» **TO BE DONE**
Say how many lines in the records include the string "driving", adding no other words.

» **EXCERPTED RECORDS**
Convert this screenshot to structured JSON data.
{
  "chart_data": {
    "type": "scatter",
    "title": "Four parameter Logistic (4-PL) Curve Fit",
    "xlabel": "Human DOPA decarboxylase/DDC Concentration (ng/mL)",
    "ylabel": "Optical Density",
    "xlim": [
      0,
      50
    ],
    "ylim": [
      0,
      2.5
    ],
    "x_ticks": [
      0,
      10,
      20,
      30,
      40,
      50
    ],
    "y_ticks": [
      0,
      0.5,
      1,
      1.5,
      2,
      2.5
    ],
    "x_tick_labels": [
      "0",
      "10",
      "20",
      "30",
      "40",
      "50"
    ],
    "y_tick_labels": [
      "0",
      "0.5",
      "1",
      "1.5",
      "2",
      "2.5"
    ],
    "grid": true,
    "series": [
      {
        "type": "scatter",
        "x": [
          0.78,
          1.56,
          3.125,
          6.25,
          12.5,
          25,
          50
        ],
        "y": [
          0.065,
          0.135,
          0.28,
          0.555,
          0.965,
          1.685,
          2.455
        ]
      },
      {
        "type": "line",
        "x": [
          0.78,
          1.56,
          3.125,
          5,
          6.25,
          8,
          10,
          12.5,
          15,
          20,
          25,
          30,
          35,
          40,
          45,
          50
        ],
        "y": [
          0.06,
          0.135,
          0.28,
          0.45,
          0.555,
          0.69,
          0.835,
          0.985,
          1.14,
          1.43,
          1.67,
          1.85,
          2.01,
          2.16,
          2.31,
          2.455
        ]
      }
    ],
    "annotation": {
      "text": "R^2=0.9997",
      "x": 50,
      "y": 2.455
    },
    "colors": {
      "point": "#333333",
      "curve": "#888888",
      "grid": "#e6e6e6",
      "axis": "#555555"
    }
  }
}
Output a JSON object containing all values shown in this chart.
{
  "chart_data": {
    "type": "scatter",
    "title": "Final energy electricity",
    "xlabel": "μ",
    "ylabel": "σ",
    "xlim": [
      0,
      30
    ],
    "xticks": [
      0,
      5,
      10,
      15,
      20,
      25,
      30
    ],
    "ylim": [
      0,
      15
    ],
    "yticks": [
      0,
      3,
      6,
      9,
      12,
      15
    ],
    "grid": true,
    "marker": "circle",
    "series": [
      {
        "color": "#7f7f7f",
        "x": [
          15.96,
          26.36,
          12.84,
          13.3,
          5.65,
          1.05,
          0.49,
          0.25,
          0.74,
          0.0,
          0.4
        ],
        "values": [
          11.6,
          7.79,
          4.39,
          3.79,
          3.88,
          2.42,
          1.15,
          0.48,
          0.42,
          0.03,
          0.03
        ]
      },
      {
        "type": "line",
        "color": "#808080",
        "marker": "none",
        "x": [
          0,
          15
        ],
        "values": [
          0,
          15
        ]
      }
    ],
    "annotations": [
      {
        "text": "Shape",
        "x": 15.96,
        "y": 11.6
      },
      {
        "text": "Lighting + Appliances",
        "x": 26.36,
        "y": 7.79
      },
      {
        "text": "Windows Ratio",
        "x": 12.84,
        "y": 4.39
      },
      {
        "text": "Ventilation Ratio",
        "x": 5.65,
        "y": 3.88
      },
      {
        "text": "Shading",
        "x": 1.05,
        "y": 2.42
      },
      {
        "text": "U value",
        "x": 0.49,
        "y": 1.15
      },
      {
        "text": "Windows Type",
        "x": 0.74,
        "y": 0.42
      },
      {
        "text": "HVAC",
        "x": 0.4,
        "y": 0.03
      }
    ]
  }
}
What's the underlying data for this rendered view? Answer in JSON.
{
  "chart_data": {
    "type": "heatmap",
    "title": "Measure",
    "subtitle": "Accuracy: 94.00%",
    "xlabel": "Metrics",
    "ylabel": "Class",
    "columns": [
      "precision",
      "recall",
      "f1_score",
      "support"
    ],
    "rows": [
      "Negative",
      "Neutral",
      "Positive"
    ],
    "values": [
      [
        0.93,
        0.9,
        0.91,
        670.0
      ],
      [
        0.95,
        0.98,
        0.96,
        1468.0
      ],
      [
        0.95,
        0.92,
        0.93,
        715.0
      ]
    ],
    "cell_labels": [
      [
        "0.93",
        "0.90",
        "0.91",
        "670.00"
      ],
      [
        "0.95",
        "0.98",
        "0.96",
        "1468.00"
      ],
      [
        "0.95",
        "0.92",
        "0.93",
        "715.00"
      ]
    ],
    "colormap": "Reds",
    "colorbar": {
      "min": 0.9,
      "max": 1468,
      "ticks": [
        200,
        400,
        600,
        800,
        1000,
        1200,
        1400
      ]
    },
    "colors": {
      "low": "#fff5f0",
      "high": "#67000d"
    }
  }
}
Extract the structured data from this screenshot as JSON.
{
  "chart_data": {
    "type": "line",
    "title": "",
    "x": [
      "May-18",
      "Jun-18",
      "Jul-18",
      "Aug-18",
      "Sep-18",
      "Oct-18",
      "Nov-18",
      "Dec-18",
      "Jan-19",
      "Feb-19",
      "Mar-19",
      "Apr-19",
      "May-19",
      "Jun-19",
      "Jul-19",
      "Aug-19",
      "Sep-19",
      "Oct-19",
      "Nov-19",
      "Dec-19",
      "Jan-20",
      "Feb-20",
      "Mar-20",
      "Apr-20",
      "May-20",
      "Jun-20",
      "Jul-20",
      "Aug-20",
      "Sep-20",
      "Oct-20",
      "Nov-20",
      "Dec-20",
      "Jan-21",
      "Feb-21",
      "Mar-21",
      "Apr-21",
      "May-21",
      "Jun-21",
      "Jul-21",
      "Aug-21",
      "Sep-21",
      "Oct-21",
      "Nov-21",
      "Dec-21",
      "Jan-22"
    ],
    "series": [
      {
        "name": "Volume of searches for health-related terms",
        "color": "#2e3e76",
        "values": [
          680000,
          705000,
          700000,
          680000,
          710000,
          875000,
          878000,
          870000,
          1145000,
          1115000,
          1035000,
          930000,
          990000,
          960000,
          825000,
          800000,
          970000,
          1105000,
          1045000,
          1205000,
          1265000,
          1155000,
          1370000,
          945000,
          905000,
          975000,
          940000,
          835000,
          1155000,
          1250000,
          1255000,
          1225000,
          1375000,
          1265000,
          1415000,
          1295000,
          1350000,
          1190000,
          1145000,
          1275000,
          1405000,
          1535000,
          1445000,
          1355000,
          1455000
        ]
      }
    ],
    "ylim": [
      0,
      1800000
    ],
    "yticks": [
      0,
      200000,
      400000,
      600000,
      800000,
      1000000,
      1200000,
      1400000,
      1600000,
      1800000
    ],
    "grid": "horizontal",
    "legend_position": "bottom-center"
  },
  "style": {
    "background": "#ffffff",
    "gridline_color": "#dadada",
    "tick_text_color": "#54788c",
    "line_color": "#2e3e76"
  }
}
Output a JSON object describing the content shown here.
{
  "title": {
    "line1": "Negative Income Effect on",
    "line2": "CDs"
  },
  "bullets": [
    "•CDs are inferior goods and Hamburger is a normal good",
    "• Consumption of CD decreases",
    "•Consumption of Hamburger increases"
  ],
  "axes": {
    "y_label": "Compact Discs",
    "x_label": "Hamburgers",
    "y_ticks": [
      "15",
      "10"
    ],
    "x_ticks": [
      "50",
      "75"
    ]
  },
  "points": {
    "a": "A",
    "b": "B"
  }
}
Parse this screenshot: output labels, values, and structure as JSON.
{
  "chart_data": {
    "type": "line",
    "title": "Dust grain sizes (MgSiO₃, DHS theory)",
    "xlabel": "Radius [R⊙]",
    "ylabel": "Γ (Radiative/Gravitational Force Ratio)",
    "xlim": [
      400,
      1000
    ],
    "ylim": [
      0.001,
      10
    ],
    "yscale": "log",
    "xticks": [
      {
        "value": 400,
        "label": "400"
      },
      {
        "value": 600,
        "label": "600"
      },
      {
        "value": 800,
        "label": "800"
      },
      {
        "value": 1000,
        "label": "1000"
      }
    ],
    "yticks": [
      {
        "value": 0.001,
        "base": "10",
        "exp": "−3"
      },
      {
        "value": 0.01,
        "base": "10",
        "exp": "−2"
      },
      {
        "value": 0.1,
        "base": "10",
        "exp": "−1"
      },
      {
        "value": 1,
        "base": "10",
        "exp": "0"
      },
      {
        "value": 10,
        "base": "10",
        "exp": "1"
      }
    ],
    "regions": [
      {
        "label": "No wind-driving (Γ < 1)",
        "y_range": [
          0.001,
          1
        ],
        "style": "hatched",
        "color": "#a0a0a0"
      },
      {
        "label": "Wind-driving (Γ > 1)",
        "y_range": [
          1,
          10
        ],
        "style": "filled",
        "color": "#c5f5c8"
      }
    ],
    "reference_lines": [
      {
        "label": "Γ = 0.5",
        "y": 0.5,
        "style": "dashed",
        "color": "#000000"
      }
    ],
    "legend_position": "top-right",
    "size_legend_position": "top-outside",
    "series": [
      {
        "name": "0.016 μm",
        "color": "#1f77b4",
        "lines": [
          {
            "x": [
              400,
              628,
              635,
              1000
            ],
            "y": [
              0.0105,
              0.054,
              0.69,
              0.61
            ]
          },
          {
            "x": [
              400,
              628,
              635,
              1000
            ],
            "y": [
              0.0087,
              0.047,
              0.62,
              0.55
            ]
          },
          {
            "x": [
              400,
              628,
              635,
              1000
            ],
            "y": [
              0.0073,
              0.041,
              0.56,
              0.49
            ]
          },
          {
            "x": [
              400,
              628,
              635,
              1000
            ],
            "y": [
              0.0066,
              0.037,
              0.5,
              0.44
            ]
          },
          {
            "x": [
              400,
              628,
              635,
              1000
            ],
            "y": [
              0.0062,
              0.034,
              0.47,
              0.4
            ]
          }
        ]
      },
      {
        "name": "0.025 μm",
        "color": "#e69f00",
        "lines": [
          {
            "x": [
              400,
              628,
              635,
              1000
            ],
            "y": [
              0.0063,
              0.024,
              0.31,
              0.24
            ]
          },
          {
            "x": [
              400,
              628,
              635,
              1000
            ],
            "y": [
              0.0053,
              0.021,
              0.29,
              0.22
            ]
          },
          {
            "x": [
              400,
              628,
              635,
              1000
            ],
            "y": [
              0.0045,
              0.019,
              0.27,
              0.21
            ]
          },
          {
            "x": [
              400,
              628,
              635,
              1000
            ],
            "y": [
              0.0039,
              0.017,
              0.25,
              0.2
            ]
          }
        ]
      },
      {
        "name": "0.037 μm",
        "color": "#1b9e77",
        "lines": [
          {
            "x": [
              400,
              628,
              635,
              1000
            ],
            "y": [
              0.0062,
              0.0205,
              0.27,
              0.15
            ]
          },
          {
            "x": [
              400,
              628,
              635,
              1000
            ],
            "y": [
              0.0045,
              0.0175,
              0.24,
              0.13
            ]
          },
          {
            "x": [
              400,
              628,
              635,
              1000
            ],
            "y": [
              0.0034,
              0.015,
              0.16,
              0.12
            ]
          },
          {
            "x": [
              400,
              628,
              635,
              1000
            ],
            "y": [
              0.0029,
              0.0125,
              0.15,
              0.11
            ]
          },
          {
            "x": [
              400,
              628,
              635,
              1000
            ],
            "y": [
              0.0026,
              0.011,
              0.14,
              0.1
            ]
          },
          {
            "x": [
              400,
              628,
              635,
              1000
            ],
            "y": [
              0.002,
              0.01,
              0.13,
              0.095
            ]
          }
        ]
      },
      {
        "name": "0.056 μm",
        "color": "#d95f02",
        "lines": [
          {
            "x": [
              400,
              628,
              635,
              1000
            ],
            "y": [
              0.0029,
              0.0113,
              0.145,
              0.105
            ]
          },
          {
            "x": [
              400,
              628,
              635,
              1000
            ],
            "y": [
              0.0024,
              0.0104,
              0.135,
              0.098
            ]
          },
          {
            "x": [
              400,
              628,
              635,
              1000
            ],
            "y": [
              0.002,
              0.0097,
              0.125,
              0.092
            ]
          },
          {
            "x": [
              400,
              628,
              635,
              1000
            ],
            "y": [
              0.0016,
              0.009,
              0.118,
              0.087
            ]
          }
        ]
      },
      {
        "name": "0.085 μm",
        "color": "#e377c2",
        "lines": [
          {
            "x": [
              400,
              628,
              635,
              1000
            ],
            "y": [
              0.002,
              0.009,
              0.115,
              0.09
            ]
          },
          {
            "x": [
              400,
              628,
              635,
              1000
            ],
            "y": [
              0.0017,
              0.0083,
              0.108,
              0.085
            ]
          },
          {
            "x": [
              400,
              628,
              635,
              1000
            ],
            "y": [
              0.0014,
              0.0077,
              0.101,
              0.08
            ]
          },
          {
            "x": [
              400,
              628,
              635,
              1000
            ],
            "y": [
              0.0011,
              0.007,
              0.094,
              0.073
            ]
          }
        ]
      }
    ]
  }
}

» **WRITTEN ANSWER**
2